> _TASK BRIEF_:
Can you rewrite every line of the items below as a single numbered list, leaving out any blank lines?

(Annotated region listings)
════════

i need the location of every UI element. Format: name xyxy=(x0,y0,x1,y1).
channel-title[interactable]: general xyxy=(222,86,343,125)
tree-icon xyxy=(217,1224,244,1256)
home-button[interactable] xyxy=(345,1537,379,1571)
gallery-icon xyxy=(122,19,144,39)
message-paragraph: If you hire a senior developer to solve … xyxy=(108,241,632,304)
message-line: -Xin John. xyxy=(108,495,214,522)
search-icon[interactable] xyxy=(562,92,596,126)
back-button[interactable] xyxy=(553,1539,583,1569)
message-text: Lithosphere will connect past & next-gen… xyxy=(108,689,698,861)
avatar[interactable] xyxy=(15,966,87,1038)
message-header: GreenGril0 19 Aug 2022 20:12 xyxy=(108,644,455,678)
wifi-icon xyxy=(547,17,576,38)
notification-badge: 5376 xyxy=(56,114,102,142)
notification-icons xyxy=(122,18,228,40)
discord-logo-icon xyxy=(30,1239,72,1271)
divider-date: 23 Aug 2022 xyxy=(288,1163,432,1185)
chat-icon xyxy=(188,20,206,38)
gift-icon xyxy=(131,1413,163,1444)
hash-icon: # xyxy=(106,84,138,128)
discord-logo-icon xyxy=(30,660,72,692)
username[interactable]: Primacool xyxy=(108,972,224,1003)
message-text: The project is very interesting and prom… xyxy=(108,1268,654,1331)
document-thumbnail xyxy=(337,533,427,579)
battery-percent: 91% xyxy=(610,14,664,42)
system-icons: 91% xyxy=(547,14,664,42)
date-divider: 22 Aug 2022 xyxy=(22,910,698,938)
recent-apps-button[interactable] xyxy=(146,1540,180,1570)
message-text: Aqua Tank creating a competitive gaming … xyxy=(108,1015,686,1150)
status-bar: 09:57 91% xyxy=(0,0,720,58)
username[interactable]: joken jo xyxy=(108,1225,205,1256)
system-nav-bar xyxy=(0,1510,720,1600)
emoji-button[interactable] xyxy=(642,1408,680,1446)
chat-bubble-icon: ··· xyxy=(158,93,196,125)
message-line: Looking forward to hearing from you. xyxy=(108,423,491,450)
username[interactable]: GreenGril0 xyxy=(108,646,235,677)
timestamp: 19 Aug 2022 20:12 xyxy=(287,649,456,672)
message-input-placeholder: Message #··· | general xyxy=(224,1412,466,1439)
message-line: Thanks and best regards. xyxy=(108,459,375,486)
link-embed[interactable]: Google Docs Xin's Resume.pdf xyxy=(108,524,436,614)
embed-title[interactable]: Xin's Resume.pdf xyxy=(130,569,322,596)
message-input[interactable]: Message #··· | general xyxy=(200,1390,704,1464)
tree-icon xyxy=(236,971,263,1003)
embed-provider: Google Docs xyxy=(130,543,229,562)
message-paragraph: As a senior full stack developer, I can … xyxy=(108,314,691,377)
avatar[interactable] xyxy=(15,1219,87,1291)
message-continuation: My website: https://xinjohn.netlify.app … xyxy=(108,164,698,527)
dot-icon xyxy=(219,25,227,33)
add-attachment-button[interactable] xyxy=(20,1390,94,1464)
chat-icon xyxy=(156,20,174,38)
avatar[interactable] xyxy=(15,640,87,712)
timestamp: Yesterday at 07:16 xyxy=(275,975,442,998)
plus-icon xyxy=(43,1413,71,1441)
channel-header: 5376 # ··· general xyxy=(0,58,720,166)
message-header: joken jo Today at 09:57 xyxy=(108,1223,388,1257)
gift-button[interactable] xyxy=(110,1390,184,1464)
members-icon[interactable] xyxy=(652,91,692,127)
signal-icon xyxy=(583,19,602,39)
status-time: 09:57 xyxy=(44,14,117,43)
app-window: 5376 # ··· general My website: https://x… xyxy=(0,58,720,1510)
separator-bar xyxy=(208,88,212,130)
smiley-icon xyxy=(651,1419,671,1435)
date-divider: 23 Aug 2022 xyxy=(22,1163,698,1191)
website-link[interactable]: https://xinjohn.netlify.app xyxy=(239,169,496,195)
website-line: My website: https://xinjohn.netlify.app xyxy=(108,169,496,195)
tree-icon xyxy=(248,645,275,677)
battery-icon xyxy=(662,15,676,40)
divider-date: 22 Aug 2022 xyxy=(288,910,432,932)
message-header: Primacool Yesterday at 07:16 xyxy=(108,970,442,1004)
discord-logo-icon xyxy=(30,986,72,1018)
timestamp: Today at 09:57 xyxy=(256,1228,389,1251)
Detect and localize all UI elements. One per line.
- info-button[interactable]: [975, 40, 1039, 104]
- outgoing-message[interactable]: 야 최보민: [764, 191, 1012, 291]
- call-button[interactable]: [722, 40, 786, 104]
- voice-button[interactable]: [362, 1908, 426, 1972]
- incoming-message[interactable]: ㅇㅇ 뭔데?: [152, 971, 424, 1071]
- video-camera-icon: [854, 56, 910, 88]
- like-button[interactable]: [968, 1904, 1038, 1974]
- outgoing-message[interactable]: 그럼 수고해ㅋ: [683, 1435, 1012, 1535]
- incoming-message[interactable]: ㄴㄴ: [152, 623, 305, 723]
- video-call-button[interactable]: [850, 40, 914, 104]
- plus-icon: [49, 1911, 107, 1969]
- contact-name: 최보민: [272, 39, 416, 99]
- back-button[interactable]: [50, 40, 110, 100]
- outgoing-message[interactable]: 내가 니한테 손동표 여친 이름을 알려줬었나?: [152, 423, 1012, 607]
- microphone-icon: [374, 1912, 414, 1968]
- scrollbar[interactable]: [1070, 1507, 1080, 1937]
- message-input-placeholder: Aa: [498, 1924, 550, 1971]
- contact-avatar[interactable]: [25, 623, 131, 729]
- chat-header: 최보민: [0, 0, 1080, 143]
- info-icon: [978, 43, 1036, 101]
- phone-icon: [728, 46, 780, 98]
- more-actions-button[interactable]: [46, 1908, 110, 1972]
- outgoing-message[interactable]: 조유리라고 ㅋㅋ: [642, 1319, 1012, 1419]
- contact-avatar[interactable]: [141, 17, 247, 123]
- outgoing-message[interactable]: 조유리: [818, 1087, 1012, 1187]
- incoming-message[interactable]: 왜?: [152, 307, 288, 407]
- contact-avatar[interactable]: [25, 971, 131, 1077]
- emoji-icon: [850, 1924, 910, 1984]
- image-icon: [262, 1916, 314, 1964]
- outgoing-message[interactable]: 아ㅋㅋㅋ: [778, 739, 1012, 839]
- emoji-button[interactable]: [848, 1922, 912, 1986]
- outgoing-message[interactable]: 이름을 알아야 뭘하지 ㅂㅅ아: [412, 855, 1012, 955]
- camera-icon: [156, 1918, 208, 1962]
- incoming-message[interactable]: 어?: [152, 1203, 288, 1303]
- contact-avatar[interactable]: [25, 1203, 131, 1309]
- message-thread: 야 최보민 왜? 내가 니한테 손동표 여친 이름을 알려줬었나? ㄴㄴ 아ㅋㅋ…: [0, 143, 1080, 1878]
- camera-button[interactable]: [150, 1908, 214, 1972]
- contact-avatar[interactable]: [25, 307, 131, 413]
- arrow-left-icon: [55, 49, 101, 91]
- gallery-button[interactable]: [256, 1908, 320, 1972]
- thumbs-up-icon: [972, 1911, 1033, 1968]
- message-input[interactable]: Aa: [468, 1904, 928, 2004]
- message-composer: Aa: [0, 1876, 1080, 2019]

════════

> _CORRECT ANSWER_:
1. i need the location of every UI element. Format: name xyxy=(x0,y0,x1,y1).
2. channel-title[interactable]: general xyxy=(222,86,343,125)
3. tree-icon xyxy=(217,1224,244,1256)
4. home-button[interactable] xyxy=(345,1537,379,1571)
5. gallery-icon xyxy=(122,19,144,39)
6. message-paragraph: If you hire a senior developer to solve … xyxy=(108,241,632,304)
7. message-line: -Xin John. xyxy=(108,495,214,522)
8. search-icon[interactable] xyxy=(562,92,596,126)
9. back-button[interactable] xyxy=(553,1539,583,1569)
10. message-text: Lithosphere will connect past & next-gen… xyxy=(108,689,698,861)
11. avatar[interactable] xyxy=(15,966,87,1038)
12. message-header: GreenGril0 19 Aug 2022 20:12 xyxy=(108,644,455,678)
13. wifi-icon xyxy=(547,17,576,38)
14. notification-badge: 5376 xyxy=(56,114,102,142)
15. notification-icons xyxy=(122,18,228,40)
16. discord-logo-icon xyxy=(30,1239,72,1271)
17. divider-date: 23 Aug 2022 xyxy=(288,1163,432,1185)
18. chat-icon xyxy=(188,20,206,38)
19. gift-icon xyxy=(131,1413,163,1444)
20. hash-icon: # xyxy=(106,84,138,128)
21. discord-logo-icon xyxy=(30,660,72,692)
22. username[interactable]: Primacool xyxy=(108,972,224,1003)
23. message-text: The project is very interesting and prom… xyxy=(108,1268,654,1331)
24. document-thumbnail xyxy=(337,533,427,579)
25. battery-percent: 91% xyxy=(610,14,664,42)
26. system-icons: 91% xyxy=(547,14,664,42)
27. date-divider: 22 Aug 2022 xyxy=(22,910,698,938)
28. recent-apps-button[interactable] xyxy=(146,1540,180,1570)
29. message-text: Aqua Tank creating a competitive gaming … xyxy=(108,1015,686,1150)
30. status-bar: 09:57 91% xyxy=(0,0,720,58)
31. username[interactable]: joken jo xyxy=(108,1225,205,1256)
32. system-nav-bar xyxy=(0,1510,720,1600)
33. emoji-button[interactable] xyxy=(642,1408,680,1446)
34. chat-bubble-icon: ··· xyxy=(158,93,196,125)
35. message-line: Looking forward to hearing from you. xyxy=(108,423,491,450)
36. username[interactable]: GreenGril0 xyxy=(108,646,235,677)
37. timestamp: 19 Aug 2022 20:12 xyxy=(287,649,456,672)
38. message-input-placeholder: Message #··· | general xyxy=(224,1412,466,1439)
39. message-line: Thanks and best regards. xyxy=(108,459,375,486)
40. link-embed[interactable]: Google Docs Xin's Resume.pdf xyxy=(108,524,436,614)
41. embed-title[interactable]: Xin's Resume.pdf xyxy=(130,569,322,596)
42. message-input[interactable]: Message #··· | general xyxy=(200,1390,704,1464)
43. tree-icon xyxy=(236,971,263,1003)
44. embed-provider: Google Docs xyxy=(130,543,229,562)
45. message-paragraph: As a senior full stack developer, I can … xyxy=(108,314,691,377)
46. avatar[interactable] xyxy=(15,1219,87,1291)
47. message-continuation: My website: https://xinjohn.netlify.app … xyxy=(108,164,698,527)
48. dot-icon xyxy=(219,25,227,33)
49. add-attachment-button[interactable] xyxy=(20,1390,94,1464)
50. chat-icon xyxy=(156,20,174,38)
51. avatar[interactable] xyxy=(15,640,87,712)
52. timestamp: Yesterday at 07:16 xyxy=(275,975,442,998)
53. plus-icon xyxy=(43,1413,71,1441)
54. channel-header: 5376 # ··· general xyxy=(0,58,720,166)
55. message-header: joken jo Today at 09:57 xyxy=(108,1223,388,1257)
56. gift-button[interactable] xyxy=(110,1390,184,1464)
57. members-icon[interactable] xyxy=(652,91,692,127)
58. signal-icon xyxy=(583,19,602,39)
59. status-time: 09:57 xyxy=(44,14,117,43)
60. app-window: 5376 # ··· general My website: https://x… xyxy=(0,58,720,1510)
61. separator-bar xyxy=(208,88,212,130)
62. smiley-icon xyxy=(651,1419,671,1435)
63. date-divider: 23 Aug 2022 xyxy=(22,1163,698,1191)
64. website-link[interactable]: https://xinjohn.netlify.app xyxy=(239,169,496,195)
65. website-line: My website: https://xinjohn.netlify.app xyxy=(108,169,496,195)
66. tree-icon xyxy=(248,645,275,677)
67. battery-icon xyxy=(662,15,676,40)
68. divider-date: 22 Aug 2022 xyxy=(288,910,432,932)
69. message-header: Primacool Yesterday at 07:16 xyxy=(108,970,442,1004)
70. discord-logo-icon xyxy=(30,986,72,1018)
71. timestamp: Today at 09:57 xyxy=(256,1228,389,1251)
72. Detect and localize all UI elements. One per line.
73. - info-button[interactable]: [975, 40, 1039, 104]
74. - outgoing-message[interactable]: 야 최보민: [764, 191, 1012, 291]
75. - call-button[interactable]: [722, 40, 786, 104]
76. - voice-button[interactable]: [362, 1908, 426, 1972]
77. - incoming-message[interactable]: ㅇㅇ 뭔데?: [152, 971, 424, 1071]
78. - video-camera-icon: [854, 56, 910, 88]
79. - like-button[interactable]: [968, 1904, 1038, 1974]
80. - outgoing-message[interactable]: 그럼 수고해ㅋ: [683, 1435, 1012, 1535]
81. - incoming-message[interactable]: ㄴㄴ: [152, 623, 305, 723]
82. - video-call-button[interactable]: [850, 40, 914, 104]
83. - plus-icon: [49, 1911, 107, 1969]
84. - contact-name: 최보민: [272, 39, 416, 99]
85. - back-button[interactable]: [50, 40, 110, 100]
86. - outgoing-message[interactable]: 내가 니한테 손동표 여친 이름을 알려줬었나?: [152, 423, 1012, 607]
87. - microphone-icon: [374, 1912, 414, 1968]
88. - scrollbar[interactable]: [1070, 1507, 1080, 1937]
89. - message-input-placeholder: Aa: [498, 1924, 550, 1971]
90. - contact-avatar[interactable]: [25, 623, 131, 729]
91. - chat-header: 최보민: [0, 0, 1080, 143]
92. - info-icon: [978, 43, 1036, 101]
93. - phone-icon: [728, 46, 780, 98]
94. - more-actions-button[interactable]: [46, 1908, 110, 1972]
95. - outgoing-message[interactable]: 조유리라고 ㅋㅋ: [642, 1319, 1012, 1419]
96. - contact-avatar[interactable]: [141, 17, 247, 123]
97. - outgoing-message[interactable]: 조유리: [818, 1087, 1012, 1187]
98. - incoming-message[interactable]: 왜?: [152, 307, 288, 407]
99. - contact-avatar[interactable]: [25, 971, 131, 1077]
100. - emoji-icon: [850, 1924, 910, 1984]
101. - image-icon: [262, 1916, 314, 1964]
102. - outgoing-message[interactable]: 아ㅋㅋㅋ: [778, 739, 1012, 839]
103. - emoji-button[interactable]: [848, 1922, 912, 1986]
104. - outgoing-message[interactable]: 이름을 알아야 뭘하지 ㅂㅅ아: [412, 855, 1012, 955]
105. - camera-icon: [156, 1918, 208, 1962]
106. - incoming-message[interactable]: 어?: [152, 1203, 288, 1303]
107. - contact-avatar[interactable]: [25, 1203, 131, 1309]
108. - message-thread: 야 최보민 왜? 내가 니한테 손동표 여친 이름을 알려줬었나? ㄴㄴ 아ㅋㅋ…: [0, 143, 1080, 1878]
109. - camera-button[interactable]: [150, 1908, 214, 1972]
110. - contact-avatar[interactable]: [25, 307, 131, 413]
111. - arrow-left-icon: [55, 49, 101, 91]
112. - gallery-button[interactable]: [256, 1908, 320, 1972]
113. - thumbs-up-icon: [972, 1911, 1033, 1968]
114. - message-input[interactable]: Aa: [468, 1904, 928, 2004]
115. - message-composer: Aa: [0, 1876, 1080, 2019]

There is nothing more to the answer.